***** STORED RECORDS *****
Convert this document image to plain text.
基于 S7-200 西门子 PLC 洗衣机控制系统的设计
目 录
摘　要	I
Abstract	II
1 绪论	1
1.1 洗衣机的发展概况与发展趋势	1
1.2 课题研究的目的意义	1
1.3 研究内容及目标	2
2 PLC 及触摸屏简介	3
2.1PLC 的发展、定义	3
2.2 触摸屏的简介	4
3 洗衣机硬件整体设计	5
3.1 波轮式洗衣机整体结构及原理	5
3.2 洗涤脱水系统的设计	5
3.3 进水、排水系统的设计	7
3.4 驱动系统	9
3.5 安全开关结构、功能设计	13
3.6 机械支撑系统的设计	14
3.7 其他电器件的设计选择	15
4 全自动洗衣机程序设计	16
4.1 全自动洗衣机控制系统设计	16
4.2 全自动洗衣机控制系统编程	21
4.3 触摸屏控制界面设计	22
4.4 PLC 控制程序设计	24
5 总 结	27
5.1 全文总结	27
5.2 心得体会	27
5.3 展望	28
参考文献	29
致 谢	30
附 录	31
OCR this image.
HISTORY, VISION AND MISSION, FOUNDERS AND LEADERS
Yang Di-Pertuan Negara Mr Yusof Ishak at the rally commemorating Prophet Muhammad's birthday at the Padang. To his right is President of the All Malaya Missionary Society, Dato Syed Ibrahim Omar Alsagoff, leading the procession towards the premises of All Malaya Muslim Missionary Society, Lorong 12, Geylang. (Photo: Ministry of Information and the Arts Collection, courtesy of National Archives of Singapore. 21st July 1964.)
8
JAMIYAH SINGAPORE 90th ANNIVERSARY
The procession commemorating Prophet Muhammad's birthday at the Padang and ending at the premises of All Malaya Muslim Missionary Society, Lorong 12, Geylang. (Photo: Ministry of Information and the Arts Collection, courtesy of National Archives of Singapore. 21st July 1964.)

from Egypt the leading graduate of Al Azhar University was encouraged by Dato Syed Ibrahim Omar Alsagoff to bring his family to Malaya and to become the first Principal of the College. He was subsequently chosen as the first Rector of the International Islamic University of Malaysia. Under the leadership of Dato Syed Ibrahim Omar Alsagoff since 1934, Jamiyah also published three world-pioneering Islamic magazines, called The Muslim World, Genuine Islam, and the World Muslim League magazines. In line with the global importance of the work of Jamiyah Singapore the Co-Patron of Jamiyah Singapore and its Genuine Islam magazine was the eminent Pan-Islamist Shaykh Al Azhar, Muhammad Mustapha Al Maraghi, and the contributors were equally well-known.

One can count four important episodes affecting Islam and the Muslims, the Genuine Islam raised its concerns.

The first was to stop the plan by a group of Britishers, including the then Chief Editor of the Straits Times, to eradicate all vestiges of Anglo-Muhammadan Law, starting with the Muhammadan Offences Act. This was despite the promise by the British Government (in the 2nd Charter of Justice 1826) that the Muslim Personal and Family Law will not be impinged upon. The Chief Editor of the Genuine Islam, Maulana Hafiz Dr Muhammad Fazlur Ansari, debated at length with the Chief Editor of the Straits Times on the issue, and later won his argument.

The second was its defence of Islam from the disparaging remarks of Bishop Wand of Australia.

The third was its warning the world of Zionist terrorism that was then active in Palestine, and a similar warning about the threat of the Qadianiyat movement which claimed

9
*****
EXERCISE DESCRIPTION: Find the word "image" in the entries above and gather every line that holds it.

WRITTEN ANSWER:
Convert this document image to plain text.
OCR this image.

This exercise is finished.